>> Start Rows

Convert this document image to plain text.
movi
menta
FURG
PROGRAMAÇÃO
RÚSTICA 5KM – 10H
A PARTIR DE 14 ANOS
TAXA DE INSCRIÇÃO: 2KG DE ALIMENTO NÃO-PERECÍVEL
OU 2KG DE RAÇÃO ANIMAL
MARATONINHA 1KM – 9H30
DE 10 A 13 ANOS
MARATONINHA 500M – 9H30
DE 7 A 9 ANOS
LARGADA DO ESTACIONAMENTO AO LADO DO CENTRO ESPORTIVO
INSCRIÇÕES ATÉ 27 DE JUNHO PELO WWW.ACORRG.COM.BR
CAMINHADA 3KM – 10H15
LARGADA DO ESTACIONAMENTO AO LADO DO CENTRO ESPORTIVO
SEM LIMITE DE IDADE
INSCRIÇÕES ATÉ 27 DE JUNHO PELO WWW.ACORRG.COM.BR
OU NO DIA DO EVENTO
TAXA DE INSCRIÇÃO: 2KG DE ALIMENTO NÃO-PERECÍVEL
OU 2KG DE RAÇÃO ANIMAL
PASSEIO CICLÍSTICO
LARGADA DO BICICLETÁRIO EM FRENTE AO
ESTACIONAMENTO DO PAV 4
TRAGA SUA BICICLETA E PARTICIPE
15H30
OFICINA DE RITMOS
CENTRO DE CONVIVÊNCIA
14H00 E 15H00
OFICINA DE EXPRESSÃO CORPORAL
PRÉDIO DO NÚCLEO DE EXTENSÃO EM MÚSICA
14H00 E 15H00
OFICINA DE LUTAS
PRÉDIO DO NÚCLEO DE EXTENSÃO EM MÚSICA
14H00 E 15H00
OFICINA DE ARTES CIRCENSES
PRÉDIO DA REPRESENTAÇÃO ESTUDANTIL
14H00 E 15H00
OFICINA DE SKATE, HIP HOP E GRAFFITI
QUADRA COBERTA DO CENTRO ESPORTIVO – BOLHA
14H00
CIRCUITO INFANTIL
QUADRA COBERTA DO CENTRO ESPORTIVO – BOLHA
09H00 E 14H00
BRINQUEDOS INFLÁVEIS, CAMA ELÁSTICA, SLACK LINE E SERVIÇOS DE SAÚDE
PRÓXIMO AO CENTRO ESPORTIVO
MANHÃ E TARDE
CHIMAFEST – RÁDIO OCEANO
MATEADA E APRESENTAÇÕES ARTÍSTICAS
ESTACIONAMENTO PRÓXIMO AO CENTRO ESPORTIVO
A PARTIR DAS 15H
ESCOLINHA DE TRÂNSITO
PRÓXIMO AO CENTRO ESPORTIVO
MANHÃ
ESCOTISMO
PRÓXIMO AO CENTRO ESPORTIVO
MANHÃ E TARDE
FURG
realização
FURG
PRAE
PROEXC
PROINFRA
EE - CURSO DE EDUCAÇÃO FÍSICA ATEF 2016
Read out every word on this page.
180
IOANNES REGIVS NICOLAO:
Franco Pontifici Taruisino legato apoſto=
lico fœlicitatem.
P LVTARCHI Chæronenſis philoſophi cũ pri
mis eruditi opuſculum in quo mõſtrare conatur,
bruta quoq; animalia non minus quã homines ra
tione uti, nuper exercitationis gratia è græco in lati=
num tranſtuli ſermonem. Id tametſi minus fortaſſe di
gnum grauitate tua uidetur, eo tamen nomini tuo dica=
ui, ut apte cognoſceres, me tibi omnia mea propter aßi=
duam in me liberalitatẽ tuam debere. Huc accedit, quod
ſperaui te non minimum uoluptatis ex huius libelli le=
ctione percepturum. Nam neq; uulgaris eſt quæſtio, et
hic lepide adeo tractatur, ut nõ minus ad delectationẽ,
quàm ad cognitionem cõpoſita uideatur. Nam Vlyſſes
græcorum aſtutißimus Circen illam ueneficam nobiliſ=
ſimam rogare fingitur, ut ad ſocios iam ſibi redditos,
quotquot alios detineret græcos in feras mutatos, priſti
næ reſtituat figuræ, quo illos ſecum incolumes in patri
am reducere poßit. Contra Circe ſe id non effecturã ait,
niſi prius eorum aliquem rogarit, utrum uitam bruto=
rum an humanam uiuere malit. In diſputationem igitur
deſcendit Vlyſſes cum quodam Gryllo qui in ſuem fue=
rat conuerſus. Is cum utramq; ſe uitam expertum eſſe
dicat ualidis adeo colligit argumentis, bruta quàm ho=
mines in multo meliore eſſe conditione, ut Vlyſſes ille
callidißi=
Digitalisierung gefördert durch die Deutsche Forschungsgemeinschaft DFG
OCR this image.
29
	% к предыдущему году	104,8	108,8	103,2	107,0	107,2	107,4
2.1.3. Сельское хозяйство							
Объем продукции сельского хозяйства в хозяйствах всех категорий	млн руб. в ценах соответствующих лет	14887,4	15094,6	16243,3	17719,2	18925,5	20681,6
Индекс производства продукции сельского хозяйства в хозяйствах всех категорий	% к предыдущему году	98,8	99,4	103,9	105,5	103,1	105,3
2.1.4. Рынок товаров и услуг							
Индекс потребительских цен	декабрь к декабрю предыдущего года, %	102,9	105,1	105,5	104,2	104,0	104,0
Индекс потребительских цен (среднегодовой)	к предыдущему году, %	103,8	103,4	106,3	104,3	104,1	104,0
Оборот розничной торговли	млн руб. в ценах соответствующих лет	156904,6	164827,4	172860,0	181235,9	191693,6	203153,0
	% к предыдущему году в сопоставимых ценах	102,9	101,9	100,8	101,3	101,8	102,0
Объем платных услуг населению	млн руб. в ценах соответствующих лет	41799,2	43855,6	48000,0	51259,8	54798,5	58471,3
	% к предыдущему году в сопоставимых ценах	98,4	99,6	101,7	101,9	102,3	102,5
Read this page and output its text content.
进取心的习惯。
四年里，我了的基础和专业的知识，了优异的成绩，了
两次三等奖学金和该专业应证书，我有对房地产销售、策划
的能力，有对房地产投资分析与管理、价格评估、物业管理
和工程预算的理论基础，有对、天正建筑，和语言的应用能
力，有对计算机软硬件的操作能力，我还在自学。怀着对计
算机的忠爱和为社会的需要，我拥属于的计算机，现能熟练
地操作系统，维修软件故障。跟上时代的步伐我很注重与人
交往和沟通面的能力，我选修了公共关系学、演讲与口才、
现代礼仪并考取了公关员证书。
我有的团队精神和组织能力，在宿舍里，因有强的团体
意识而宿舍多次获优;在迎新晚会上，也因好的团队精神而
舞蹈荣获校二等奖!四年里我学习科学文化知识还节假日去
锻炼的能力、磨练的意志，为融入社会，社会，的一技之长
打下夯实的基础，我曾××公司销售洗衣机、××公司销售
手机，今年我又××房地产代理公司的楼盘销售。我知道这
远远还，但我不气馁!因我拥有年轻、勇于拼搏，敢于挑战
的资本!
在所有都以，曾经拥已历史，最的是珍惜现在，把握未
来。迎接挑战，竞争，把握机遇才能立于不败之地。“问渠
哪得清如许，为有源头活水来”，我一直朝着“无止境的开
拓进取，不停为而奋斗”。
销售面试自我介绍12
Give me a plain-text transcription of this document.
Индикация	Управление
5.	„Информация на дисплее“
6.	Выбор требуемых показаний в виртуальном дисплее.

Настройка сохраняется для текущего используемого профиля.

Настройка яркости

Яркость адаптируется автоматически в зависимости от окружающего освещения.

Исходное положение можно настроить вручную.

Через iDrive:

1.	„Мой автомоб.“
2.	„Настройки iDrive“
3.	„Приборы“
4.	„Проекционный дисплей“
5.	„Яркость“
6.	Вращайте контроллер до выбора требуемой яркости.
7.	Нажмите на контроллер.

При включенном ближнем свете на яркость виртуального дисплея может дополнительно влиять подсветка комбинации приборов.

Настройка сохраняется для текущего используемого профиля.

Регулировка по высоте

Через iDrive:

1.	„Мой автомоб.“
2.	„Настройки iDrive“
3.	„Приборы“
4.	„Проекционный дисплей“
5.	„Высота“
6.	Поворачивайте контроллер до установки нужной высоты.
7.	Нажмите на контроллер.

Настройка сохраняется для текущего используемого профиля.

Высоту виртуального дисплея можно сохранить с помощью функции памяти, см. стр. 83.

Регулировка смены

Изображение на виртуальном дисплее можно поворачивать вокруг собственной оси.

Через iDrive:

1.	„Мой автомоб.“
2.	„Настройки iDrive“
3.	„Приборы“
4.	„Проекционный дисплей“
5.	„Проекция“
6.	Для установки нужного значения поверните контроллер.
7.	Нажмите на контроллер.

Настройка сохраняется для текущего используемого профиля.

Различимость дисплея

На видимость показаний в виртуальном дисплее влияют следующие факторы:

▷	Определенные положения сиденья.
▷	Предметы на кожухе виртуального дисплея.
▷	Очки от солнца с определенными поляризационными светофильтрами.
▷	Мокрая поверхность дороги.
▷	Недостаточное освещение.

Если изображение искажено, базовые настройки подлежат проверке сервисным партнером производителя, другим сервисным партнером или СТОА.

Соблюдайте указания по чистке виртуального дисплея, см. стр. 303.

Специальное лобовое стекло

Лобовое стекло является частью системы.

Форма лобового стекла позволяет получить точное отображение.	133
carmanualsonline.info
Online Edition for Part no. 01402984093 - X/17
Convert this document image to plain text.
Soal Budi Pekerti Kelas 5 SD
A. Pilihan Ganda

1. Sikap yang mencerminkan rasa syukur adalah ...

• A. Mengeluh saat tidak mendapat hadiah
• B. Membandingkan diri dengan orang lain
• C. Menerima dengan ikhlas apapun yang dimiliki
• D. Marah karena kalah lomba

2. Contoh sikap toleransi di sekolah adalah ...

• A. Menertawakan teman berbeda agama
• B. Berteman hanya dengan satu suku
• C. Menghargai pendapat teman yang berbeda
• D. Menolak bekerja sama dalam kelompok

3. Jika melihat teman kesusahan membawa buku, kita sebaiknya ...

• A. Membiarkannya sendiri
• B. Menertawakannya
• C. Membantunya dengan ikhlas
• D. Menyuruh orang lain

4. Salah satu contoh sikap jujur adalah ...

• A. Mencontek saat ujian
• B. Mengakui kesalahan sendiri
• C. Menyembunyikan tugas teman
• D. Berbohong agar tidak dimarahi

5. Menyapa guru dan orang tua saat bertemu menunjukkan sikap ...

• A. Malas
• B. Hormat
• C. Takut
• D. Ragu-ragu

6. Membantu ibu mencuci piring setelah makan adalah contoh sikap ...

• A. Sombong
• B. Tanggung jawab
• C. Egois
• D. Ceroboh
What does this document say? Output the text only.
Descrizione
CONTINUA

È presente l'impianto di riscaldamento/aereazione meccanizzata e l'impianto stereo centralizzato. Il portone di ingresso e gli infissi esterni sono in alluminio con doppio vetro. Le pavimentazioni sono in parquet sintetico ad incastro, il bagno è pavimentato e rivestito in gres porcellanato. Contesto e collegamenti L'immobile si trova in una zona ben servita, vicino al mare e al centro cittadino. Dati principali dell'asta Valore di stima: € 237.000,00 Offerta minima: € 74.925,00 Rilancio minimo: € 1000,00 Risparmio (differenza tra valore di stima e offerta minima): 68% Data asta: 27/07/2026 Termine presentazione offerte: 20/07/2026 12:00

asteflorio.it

>> End Rows

Directions: Locate the word "uitam" in the entries, and copy every line where it is found.

Result of the task:
niſi prius eorum aliquem rogarit, utrum uitam bruto=
rat conuerſus. Is cum utramq; ſe uitam expertum eſſe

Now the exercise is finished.